*GIVEN ENTRIES:*

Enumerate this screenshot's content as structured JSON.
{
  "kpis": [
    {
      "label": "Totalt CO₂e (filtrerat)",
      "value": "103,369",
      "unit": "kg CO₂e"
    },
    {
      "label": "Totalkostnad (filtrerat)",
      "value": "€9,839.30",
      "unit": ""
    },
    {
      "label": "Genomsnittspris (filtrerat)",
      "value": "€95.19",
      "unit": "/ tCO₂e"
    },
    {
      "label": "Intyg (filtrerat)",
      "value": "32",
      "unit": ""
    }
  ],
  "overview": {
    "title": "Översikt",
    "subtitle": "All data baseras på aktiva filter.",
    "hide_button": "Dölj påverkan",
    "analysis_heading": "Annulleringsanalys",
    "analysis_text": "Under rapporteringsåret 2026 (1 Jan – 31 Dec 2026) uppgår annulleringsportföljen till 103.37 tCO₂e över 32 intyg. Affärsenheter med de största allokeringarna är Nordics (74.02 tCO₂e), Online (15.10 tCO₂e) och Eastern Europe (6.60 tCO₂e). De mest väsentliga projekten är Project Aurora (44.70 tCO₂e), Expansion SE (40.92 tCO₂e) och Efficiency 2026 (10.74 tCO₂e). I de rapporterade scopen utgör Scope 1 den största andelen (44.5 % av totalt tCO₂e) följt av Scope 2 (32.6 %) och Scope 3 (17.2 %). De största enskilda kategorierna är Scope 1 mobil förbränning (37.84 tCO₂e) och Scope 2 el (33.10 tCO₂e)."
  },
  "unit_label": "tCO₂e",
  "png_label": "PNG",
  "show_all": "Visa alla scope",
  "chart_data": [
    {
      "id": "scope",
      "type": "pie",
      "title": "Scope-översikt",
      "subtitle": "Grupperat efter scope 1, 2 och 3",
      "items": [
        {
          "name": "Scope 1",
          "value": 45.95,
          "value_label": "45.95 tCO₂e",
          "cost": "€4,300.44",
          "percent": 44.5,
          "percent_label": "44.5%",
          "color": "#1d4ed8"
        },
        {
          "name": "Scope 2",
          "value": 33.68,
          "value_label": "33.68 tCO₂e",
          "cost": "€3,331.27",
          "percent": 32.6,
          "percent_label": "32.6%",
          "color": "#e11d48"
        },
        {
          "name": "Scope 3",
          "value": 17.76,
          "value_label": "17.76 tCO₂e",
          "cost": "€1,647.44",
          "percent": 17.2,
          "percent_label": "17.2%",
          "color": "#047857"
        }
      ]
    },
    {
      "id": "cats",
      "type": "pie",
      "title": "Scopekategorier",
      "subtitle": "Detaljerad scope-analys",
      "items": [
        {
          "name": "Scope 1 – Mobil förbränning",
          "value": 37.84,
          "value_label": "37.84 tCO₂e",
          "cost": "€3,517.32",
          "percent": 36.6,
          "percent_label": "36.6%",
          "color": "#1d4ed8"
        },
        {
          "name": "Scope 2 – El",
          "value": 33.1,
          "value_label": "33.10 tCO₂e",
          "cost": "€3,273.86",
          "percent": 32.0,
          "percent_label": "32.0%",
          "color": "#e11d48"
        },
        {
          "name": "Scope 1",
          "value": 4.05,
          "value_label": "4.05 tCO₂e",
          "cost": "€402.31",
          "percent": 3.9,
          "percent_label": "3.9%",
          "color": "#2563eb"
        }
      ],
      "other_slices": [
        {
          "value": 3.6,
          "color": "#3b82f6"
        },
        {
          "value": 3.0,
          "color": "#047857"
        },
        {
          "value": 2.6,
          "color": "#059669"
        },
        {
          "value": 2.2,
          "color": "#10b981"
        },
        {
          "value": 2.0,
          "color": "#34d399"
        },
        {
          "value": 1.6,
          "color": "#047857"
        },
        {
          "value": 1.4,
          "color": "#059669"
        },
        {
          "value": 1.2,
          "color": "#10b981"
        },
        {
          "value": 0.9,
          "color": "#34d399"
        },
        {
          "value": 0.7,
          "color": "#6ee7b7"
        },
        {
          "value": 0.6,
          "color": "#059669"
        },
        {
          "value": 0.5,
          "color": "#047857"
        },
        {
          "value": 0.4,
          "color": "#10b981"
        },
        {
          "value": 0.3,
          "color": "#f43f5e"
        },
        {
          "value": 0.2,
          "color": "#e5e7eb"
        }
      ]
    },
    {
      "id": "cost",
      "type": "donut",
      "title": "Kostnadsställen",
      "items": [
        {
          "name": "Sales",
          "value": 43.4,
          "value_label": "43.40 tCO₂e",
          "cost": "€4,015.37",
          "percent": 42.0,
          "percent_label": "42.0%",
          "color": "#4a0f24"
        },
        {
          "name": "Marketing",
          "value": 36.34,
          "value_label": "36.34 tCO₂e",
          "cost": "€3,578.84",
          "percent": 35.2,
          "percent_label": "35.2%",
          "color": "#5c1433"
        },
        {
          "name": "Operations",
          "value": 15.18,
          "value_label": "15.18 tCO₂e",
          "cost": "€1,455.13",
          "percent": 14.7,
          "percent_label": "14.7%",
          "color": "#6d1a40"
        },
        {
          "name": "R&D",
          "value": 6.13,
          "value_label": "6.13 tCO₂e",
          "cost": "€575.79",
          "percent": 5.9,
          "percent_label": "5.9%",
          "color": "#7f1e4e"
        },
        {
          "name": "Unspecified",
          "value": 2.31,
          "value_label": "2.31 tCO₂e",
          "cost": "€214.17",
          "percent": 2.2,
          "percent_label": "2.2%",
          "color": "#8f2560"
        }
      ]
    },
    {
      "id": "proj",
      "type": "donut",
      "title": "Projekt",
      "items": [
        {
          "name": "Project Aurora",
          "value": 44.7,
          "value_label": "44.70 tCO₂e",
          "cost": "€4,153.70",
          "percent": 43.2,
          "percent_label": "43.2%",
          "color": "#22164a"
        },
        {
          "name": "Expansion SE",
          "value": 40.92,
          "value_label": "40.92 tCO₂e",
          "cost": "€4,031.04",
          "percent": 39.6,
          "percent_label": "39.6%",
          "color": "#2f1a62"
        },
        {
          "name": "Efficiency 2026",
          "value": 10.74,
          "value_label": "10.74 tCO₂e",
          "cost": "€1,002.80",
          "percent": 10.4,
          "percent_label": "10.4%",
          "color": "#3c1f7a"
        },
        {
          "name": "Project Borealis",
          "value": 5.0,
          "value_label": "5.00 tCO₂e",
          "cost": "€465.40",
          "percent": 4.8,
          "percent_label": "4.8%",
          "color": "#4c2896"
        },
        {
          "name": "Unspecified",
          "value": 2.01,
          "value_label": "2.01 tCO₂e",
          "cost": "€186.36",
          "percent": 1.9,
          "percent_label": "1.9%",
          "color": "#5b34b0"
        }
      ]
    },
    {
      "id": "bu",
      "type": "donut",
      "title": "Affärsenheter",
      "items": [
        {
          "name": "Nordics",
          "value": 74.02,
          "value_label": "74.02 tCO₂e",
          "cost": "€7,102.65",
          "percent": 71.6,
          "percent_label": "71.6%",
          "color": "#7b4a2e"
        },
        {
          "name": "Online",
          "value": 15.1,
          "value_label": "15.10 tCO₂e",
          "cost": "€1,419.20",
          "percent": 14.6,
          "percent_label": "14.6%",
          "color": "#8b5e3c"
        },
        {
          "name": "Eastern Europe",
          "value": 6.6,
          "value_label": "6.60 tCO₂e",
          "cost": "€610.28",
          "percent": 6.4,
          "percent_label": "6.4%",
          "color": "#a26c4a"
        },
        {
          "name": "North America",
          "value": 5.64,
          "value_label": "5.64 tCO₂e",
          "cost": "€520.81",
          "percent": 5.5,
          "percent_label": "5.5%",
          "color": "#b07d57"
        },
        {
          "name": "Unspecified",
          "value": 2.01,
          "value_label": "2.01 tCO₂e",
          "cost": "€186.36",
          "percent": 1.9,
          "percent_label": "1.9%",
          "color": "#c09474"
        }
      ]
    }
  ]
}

*DIRECTIONS FOR THIS TASK:* Repeat all entries. Match them exactly.

*ANSWER SPACE:*
Enumerate this screenshot's content as structured JSON.
{
  "kpis": [
    {
      "label": "Totalt CO₂e (filtrerat)",
      "value": "103,369",
      "unit": "kg CO₂e"
    },
    {
      "label": "Totalkostnad (filtrerat)",
      "value": "€9,839.30",
      "unit": ""
    },
    {
      "label": "Genomsnittspris (filtrerat)",
      "value": "€95.19",
      "unit": "/ tCO₂e"
    },
    {
      "label": "Intyg (filtrerat)",
      "value": "32",
      "unit": ""
    }
  ],
  "overview": {
    "title": "Översikt",
    "subtitle": "All data baseras på aktiva filter.",
    "hide_button": "Dölj påverkan",
    "analysis_heading": "Annulleringsanalys",
    "analysis_text": "Under rapporteringsåret 2026 (1 Jan – 31 Dec 2026) uppgår annulleringsportföljen till 103.37 tCO₂e över 32 intyg. Affärsenheter med de största allokeringarna är Nordics (74.02 tCO₂e), Online (15.10 tCO₂e) och Eastern Europe (6.60 tCO₂e). De mest väsentliga projekten är Project Aurora (44.70 tCO₂e), Expansion SE (40.92 tCO₂e) och Efficiency 2026 (10.74 tCO₂e). I de rapporterade scopen utgör Scope 1 den största andelen (44.5 % av totalt tCO₂e) följt av Scope 2 (32.6 %) och Scope 3 (17.2 %). De största enskilda kategorierna är Scope 1 mobil förbränning (37.84 tCO₂e) och Scope 2 el (33.10 tCO₂e)."
  },
  "unit_label": "tCO₂e",
  "png_label": "PNG",
  "show_all": "Visa alla scope",
  "chart_data": [
    {
      "id": "scope",
      "type": "pie",
      "title": "Scope-översikt",
      "subtitle": "Grupperat efter scope 1, 2 och 3",
      "items": [
        {
          "name": "Scope 1",
          "value": 45.95,
          "value_label": "45.95 tCO₂e",
          "cost": "€4,300.44",
          "percent": 44.5,
          "percent_label": "44.5%",
          "color": "#1d4ed8"
        },
        {
          "name": "Scope 2",
          "value": 33.68,
          "value_label": "33.68 tCO₂e",
          "cost": "€3,331.27",
          "percent": 32.6,
          "percent_label": "32.6%",
          "color": "#e11d48"
        },
        {
          "name": "Scope 3",
          "value": 17.76,
          "value_label": "17.76 tCO₂e",
          "cost": "€1,647.44",
          "percent": 17.2,
          "percent_label": "17.2%",
          "color": "#047857"
        }
      ]
    },
    {
      "id": "cats",
      "type": "pie",
      "title": "Scopekategorier",
      "subtitle": "Detaljerad scope-analys",
      "items": [
        {
          "name": "Scope 1 – Mobil förbränning",
          "value": 37.84,
          "value_label": "37.84 tCO₂e",
          "cost": "€3,517.32",
          "percent": 36.6,
          "percent_label": "36.6%",
          "color": "#1d4ed8"
        },
        {
          "name": "Scope 2 – El",
          "value": 33.1,
          "value_label": "33.10 tCO₂e",
          "cost": "€3,273.86",
          "percent": 32.0,
          "percent_label": "32.0%",
          "color": "#e11d48"
        },
        {
          "name": "Scope 1",
          "value": 4.05,
          "value_label": "4.05 tCO₂e",
          "cost": "€402.31",
          "percent": 3.9,
          "percent_label": "3.9%",
          "color": "#2563eb"
        }
      ],
      "other_slices": [
        {
          "value": 3.6,
          "color": "#3b82f6"
        },
        {
          "value": 3.0,
          "color": "#047857"
        },
        {
          "value": 2.6,
          "color": "#059669"
        },
        {
          "value": 2.2,
          "color": "#10b981"
        },
        {
          "value": 2.0,
          "color": "#34d399"
        },
        {
          "value": 1.6,
          "color": "#047857"
        },
        {
          "value": 1.4,
          "color": "#059669"
        },
        {
          "value": 1.2,
          "color": "#10b981"
        },
        {
          "value": 0.9,
          "color": "#34d399"
        },
        {
          "value": 0.7,
          "color": "#6ee7b7"
        },
        {
          "value": 0.6,
          "color": "#059669"
        },
        {
          "value": 0.5,
          "color": "#047857"
        },
        {
          "value": 0.4,
          "color": "#10b981"
        },
        {
          "value": 0.3,
          "color": "#f43f5e"
        },
        {
          "value": 0.2,
          "color": "#e5e7eb"
        }
      ]
    },
    {
      "id": "cost",
      "type": "donut",
      "title": "Kostnadsställen",
      "items": [
        {
          "name": "Sales",
          "value": 43.4,
          "value_label": "43.40 tCO₂e",
          "cost": "€4,015.37",
          "percent": 42.0,
          "percent_label": "42.0%",
          "color": "#4a0f24"
        },
        {
          "name": "Marketing",
          "value": 36.34,
          "value_label": "36.34 tCO₂e",
          "cost": "€3,578.84",
          "percent": 35.2,
          "percent_label": "35.2%",
          "color": "#5c1433"
        },
        {
          "name": "Operations",
          "value": 15.18,
          "value_label": "15.18 tCO₂e",
          "cost": "€1,455.13",
          "percent": 14.7,
          "percent_label": "14.7%",
          "color": "#6d1a40"
        },
        {
          "name": "R&D",
          "value": 6.13,
          "value_label": "6.13 tCO₂e",
          "cost": "€575.79",
          "percent": 5.9,
          "percent_label": "5.9%",
          "color": "#7f1e4e"
        },
        {
          "name": "Unspecified",
          "value": 2.31,
          "value_label": "2.31 tCO₂e",
          "cost": "€214.17",
          "percent": 2.2,
          "percent_label": "2.2%",
          "color": "#8f2560"
        }
      ]
    },
    {
      "id": "proj",
      "type": "donut",
      "title": "Projekt",
      "items": [
        {
          "name": "Project Aurora",
          "value": 44.7,
          "value_label": "44.70 tCO₂e",
          "cost": "€4,153.70",
          "percent": 43.2,
          "percent_label": "43.2%",
          "color": "#22164a"
        },
        {
          "name": "Expansion SE",
          "value": 40.92,
          "value_label": "40.92 tCO₂e",
          "cost": "€4,031.04",
          "percent": 39.6,
          "percent_label": "39.6%",
          "color": "#2f1a62"
        },
        {
          "name": "Efficiency 2026",
          "value": 10.74,
          "value_label": "10.74 tCO₂e",
          "cost": "€1,002.80",
          "percent": 10.4,
          "percent_label": "10.4%",
          "color": "#3c1f7a"
        },
        {
          "name": "Project Borealis",
          "value": 5.0,
          "value_label": "5.00 tCO₂e",
          "cost": "€465.40",
          "percent": 4.8,
          "percent_label": "4.8%",
          "color": "#4c2896"
        },
        {
          "name": "Unspecified",
          "value": 2.01,
          "value_label": "2.01 tCO₂e",
          "cost": "€186.36",
          "percent": 1.9,
          "percent_label": "1.9%",
          "color": "#5b34b0"
        }
      ]
    },
    {
      "id": "bu",
      "type": "donut",
      "title": "Affärsenheter",
      "items": [
        {
          "name": "Nordics",
          "value": 74.02,
          "value_label": "74.02 tCO₂e",
          "cost": "€7,102.65",
          "percent": 71.6,
          "percent_label": "71.6%",
          "color": "#7b4a2e"
        },
        {
          "name": "Online",
          "value": 15.1,
          "value_label": "15.10 tCO₂e",
          "cost": "€1,419.20",
          "percent": 14.6,
          "percent_label": "14.6%",
          "color": "#8b5e3c"
        },
        {
          "name": "Eastern Europe",
          "value": 6.6,
          "value_label": "6.60 tCO₂e",
          "cost": "€610.28",
          "percent": 6.4,
          "percent_label": "6.4%",
          "color": "#a26c4a"
        },
        {
          "name": "North America",
          "value": 5.64,
          "value_label": "5.64 tCO₂e",
          "cost": "€520.81",
          "percent": 5.5,
          "percent_label": "5.5%",
          "color": "#b07d57"
        },
        {
          "name": "Unspecified",
          "value": 2.01,
          "value_label": "2.01 tCO₂e",
          "cost": "€186.36",
          "percent": 1.9,
          "percent_label": "1.9%",
          "color": "#c09474"
        }
      ]
    }
  ]
}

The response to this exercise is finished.